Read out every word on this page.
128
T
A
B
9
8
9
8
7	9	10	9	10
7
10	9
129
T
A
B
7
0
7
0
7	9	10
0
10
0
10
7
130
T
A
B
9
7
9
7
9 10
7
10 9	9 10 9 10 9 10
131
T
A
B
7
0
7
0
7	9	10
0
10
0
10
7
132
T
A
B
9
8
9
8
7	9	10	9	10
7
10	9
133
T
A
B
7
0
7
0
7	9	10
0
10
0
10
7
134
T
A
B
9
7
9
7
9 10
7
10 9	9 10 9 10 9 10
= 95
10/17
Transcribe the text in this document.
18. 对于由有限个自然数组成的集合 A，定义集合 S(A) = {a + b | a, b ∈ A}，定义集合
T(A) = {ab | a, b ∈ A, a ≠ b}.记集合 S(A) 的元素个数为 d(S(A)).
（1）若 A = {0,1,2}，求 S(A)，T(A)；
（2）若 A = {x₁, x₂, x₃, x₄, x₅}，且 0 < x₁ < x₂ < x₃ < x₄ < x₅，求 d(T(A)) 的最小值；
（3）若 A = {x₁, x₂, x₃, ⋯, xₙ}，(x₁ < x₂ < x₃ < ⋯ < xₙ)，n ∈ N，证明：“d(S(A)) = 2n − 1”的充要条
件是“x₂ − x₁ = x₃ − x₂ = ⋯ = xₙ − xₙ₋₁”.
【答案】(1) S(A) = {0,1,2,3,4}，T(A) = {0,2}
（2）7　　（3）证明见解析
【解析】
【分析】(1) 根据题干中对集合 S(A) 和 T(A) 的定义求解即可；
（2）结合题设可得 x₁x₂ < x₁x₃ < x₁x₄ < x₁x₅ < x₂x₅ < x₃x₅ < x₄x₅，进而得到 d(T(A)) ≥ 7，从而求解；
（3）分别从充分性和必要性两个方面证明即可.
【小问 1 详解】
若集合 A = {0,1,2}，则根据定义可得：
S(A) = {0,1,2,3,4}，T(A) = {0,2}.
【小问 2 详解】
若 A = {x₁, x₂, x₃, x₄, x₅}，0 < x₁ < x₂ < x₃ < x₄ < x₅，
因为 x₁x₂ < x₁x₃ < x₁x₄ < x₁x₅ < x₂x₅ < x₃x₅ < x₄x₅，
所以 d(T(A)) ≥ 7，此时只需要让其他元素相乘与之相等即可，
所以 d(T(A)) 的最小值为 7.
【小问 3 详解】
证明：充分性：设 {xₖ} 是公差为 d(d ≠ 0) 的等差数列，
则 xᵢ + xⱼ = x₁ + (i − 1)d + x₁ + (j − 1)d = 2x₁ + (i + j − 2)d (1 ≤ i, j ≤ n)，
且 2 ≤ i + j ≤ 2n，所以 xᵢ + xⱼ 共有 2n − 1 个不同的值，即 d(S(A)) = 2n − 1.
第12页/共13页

───

• [DO THIS] Wherever the string "x₂x₅" appears in the entries above, list that line.

• [THE OUTPUT]
（2）结合题设可得 x₁x₂ < x₁x₃ < x₁x₄ < x₁x₅ < x₂x₅ < x₃x₅ < x₄x₅，进而得到 d(T(A)) ≥ 7，从而求解；
因为 x₁x₂ < x₁x₃ < x₁x₄ < x₁x₅ < x₂x₅ < x₃x₅ < x₄x₅，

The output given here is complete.